> Tekstfragment
※

Echter, als vissen de wereld waarin ze leven zouden willen begrijpen, dan zou één van de laatste dingen die ze ontdekken wel eens het water kunnen zijn waar ze in zwemmen.

Toen ik aan dit project begon, dacht ik dat de uitwerking van die ene vraag met mijn ideeën –Natuurlijke uitsluitinglogische subversie & lokale integriteit- voor de hand lag. Niet in onze westerse, door de ratio beheerste samenleving dus. Taal schiet steeds weer tekort. En het is ook voor ons mensen niet bepaald gemakkelijk om het water te zien in de omgeving (traditie, context) waarin je van jongs af bent opgegroeid. Te midden van alledaagse ervaringen en -ook vaak vóórgekookte- vanzelfsprekendheden. Als je je dan niet steeds opnieuw een beetje verzét door zogenoemd ’vaststaande feiten’  en pragmatisch gekozen grenzen kritisch te blijven onderzoeken, maken deze je op den duur blind.

Ongemerkt raak je dan opgesloten in een –zélf gekozen?- begrensde, door dogmatische vooroordelen beheerste wereld. Een isolement waarin hokjesdenken op de loer ligt ..

※

> Vastgelegde gegevens
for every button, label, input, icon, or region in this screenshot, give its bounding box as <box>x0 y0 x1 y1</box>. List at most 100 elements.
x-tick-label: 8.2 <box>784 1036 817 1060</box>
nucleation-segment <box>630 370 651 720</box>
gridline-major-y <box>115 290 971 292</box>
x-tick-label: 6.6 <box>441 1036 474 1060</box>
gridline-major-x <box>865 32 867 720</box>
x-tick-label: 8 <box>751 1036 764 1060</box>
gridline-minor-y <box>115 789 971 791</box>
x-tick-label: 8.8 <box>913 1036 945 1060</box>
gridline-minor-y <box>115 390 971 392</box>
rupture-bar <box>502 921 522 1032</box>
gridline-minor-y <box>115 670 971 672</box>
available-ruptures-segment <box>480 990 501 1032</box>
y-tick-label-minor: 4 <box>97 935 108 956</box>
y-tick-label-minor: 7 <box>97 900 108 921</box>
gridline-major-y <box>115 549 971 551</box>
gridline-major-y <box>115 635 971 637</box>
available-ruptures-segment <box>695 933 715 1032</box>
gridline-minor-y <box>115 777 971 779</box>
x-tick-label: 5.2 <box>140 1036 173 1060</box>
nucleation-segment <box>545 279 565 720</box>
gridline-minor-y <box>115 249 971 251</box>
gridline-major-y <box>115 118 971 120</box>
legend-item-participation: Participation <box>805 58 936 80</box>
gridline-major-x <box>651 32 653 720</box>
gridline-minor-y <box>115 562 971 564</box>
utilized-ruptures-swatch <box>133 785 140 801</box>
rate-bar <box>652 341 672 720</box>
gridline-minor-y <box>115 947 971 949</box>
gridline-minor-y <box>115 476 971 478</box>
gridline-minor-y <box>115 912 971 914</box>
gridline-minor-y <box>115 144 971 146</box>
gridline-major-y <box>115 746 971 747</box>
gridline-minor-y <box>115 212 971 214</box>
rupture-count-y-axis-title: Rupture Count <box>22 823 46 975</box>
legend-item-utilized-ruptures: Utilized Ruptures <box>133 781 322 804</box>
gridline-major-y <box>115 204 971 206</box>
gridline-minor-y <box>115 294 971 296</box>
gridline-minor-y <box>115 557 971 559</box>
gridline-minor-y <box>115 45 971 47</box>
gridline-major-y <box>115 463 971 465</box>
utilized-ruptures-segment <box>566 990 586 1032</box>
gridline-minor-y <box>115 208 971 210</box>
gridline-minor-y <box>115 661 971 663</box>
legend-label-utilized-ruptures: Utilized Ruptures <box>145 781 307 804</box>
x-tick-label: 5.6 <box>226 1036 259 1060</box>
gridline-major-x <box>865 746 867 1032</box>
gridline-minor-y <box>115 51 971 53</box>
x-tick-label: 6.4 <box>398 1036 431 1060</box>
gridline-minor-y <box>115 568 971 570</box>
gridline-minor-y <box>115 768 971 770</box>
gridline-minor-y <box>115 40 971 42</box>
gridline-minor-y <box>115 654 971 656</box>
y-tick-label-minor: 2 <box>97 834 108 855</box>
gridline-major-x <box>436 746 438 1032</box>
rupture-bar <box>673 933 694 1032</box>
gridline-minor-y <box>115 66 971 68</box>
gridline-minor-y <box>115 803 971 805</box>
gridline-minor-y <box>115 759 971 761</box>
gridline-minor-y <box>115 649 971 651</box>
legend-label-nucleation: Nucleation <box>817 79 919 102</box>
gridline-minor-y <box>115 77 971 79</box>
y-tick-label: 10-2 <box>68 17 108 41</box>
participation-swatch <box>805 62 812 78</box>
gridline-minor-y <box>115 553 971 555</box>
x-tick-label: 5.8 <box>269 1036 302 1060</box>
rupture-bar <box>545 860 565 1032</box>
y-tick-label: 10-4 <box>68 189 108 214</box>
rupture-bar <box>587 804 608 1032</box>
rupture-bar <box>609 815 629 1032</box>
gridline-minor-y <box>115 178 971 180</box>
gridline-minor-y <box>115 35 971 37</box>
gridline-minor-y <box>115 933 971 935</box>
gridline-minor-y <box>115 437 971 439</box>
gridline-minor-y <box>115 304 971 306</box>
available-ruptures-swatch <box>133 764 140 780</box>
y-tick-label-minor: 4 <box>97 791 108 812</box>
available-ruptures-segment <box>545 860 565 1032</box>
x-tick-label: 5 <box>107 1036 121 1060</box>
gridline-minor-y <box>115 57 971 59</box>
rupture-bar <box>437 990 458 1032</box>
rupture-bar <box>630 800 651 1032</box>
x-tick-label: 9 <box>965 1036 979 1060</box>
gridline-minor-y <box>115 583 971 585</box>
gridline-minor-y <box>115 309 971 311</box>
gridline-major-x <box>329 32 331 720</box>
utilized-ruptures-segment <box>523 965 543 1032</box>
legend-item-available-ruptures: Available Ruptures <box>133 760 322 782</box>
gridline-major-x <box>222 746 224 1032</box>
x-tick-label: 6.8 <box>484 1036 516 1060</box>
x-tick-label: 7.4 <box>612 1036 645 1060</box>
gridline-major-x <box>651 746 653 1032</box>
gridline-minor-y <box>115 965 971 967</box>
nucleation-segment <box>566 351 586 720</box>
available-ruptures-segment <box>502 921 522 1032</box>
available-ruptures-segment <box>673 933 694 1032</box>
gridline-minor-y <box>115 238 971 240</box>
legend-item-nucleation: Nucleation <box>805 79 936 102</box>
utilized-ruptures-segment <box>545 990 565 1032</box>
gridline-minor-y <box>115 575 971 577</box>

※

> Opdracht
Citeer uit het tekstfragment woordelijk het stuk van "Echter, als vissen" tot en met "den duur blind.".

> Antwoord
Echter, als vissen de wereld waarin ze leven zouden willen begrijpen, dan zou één van de laatste dingen die ze ontdekken wel eens het water kunnen zijn waar ze in zwemmen.

Toen ik aan dit project begon, dacht ik dat de uitwerking van die ene vraag met mijn ideeën –Natuurlijke uitsluitinglogische subversie & lokale integriteit- voor de hand lag. Niet in onze westerse, door de ratio beheerste samenleving dus. Taal schiet steeds weer tekort. En het is ook voor ons mensen niet bepaald gemakkelijk om het water te zien in de omgeving (traditie, context) waarin je van jongs af bent opgegroeid. Te midden van alledaagse ervaringen en -ook vaak vóórgekookte- vanzelfsprekendheden. Als je je dan niet steeds opnieuw een beetje verzét door zogenoemd ’vaststaande feiten’  en pragmatisch gekozen grenzen kritisch te blijven onderzoeken, maken deze je op den duur blind.